TRY IT: In the listing below, locate the lines that hold "coli" and copy them.

━━━ DATASET RECORDS ━━━

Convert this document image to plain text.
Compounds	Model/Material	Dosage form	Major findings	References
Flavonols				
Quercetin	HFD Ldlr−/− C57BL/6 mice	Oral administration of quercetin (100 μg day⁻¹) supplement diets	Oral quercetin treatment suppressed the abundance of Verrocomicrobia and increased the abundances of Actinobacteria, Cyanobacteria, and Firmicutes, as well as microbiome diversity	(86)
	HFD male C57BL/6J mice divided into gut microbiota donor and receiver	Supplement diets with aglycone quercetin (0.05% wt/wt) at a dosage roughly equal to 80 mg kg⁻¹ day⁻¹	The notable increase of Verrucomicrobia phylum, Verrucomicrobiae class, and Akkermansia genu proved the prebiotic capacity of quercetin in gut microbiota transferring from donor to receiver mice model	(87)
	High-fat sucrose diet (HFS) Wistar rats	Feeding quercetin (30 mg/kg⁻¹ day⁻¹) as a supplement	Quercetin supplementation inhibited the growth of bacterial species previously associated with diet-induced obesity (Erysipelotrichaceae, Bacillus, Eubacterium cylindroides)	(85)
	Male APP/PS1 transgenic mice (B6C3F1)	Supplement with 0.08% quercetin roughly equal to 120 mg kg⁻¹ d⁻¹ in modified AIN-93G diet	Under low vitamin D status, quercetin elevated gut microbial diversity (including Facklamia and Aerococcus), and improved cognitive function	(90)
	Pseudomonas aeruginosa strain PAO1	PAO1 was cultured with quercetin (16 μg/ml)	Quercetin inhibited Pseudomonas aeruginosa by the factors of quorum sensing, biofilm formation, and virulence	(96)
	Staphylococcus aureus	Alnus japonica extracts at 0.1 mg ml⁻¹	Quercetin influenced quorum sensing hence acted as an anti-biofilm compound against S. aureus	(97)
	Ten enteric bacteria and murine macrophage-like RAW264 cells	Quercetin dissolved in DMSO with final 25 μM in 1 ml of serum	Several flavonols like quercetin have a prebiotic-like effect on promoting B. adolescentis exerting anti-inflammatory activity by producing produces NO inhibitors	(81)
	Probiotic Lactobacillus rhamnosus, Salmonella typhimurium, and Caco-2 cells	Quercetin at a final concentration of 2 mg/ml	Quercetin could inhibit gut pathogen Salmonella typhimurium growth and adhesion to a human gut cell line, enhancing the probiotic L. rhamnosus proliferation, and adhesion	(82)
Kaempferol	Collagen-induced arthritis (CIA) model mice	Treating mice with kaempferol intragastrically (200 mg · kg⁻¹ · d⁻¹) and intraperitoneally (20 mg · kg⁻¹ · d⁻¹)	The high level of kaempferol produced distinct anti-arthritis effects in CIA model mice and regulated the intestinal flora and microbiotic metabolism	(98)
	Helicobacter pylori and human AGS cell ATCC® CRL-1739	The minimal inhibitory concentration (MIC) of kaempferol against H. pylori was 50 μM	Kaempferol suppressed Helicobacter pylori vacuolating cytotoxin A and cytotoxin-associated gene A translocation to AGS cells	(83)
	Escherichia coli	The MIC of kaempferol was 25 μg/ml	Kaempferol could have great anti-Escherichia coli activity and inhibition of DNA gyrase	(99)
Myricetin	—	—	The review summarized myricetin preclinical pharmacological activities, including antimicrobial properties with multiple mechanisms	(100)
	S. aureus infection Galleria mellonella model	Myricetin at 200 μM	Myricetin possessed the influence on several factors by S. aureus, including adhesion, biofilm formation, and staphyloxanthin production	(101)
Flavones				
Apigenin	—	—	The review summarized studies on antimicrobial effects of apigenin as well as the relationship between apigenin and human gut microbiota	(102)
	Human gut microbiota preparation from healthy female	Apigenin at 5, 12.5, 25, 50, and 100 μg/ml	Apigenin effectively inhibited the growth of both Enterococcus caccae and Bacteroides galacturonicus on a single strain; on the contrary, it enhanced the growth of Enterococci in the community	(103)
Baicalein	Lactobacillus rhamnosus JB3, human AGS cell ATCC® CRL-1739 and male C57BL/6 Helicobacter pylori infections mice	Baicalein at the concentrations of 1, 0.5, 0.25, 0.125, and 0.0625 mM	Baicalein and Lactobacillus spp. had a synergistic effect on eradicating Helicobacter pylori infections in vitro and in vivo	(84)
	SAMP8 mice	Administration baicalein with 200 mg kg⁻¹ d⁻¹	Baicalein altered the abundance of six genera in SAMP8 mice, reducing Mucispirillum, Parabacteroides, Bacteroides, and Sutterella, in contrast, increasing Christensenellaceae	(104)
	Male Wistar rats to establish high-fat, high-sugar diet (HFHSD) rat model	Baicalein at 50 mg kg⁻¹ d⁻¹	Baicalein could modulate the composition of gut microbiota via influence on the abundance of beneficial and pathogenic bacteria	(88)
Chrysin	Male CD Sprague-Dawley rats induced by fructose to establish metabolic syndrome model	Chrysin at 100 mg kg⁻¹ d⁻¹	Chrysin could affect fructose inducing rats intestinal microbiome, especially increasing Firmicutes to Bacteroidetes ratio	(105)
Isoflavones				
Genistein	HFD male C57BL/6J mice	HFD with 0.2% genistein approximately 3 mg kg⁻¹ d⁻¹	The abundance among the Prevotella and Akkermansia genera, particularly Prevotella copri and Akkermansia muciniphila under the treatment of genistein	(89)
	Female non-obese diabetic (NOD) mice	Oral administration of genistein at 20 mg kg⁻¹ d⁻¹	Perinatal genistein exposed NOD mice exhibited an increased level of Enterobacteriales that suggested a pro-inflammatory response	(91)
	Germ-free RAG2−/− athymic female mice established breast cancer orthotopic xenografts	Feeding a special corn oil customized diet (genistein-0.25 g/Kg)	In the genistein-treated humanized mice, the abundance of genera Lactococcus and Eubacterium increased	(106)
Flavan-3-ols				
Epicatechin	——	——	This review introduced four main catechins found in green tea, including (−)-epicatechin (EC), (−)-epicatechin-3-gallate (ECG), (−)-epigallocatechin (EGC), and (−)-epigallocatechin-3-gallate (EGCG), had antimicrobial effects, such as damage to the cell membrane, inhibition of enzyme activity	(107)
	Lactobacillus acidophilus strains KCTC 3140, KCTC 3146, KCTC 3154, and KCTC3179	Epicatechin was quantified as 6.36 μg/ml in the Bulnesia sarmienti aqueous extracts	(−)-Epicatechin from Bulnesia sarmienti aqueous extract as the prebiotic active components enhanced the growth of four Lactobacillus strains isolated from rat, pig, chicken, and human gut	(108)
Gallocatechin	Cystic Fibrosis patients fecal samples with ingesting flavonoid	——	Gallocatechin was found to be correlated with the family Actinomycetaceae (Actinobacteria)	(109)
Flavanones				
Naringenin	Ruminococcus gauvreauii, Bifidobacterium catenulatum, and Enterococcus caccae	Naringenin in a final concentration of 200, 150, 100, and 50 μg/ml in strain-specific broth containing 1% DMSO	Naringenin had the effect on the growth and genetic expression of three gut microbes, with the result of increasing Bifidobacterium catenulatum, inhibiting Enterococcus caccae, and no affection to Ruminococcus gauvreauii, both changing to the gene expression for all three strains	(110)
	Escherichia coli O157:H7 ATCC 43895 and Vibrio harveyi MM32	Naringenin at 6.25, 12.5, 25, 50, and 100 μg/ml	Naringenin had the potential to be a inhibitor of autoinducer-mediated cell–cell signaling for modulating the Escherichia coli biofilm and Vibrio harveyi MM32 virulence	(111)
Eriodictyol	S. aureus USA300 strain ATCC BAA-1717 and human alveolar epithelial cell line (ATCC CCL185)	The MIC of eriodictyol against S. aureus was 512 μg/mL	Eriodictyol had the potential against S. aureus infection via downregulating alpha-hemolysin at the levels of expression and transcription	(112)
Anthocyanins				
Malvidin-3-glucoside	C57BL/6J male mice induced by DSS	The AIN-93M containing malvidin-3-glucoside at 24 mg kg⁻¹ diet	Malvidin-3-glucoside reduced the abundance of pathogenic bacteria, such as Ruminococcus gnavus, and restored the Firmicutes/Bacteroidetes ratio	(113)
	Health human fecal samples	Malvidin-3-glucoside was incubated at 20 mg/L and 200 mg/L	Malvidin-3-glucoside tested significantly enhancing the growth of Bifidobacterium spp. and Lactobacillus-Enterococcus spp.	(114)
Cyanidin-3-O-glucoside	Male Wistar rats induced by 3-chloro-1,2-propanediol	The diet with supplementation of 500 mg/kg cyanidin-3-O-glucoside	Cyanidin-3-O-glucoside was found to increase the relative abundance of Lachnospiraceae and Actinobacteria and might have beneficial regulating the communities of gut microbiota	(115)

━━━
━━━ DATASET RECORDS ━━━

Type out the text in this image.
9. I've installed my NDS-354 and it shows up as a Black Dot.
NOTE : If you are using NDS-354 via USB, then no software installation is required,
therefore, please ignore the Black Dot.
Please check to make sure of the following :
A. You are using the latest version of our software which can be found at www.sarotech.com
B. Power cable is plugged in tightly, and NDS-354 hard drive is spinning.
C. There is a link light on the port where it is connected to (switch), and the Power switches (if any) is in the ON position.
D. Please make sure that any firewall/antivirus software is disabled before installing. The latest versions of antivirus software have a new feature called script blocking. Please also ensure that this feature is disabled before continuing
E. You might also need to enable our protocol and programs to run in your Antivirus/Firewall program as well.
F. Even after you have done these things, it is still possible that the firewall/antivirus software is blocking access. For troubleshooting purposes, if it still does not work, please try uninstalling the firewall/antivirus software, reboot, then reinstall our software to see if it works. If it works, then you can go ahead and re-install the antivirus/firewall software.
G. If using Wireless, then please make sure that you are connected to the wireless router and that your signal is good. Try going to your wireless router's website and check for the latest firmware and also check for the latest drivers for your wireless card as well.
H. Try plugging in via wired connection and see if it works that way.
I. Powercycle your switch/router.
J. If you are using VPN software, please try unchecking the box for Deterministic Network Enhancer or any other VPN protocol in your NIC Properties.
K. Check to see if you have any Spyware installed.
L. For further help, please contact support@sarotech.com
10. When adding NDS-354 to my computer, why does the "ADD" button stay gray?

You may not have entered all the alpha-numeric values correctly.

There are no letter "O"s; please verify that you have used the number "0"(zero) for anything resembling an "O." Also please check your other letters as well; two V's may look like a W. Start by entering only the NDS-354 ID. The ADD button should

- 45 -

━━━

TASK RESULT:
	Escherichia coli	The MIC of kaempferol was 25 μg/ml	Kaempferol could have great anti-Escherichia coli activity and inhibition of DNA gyrase	(99)
	Escherichia coli O157:H7 ATCC 43895 and Vibrio harveyi MM32	Naringenin at 6.25, 12.5, 25, 50, and 100 μg/ml	Naringenin had the potential to be a inhibitor of autoinducer-mediated cell–cell signaling for modulating the Escherichia coli biofilm and Vibrio harveyi MM32 virulence	(111)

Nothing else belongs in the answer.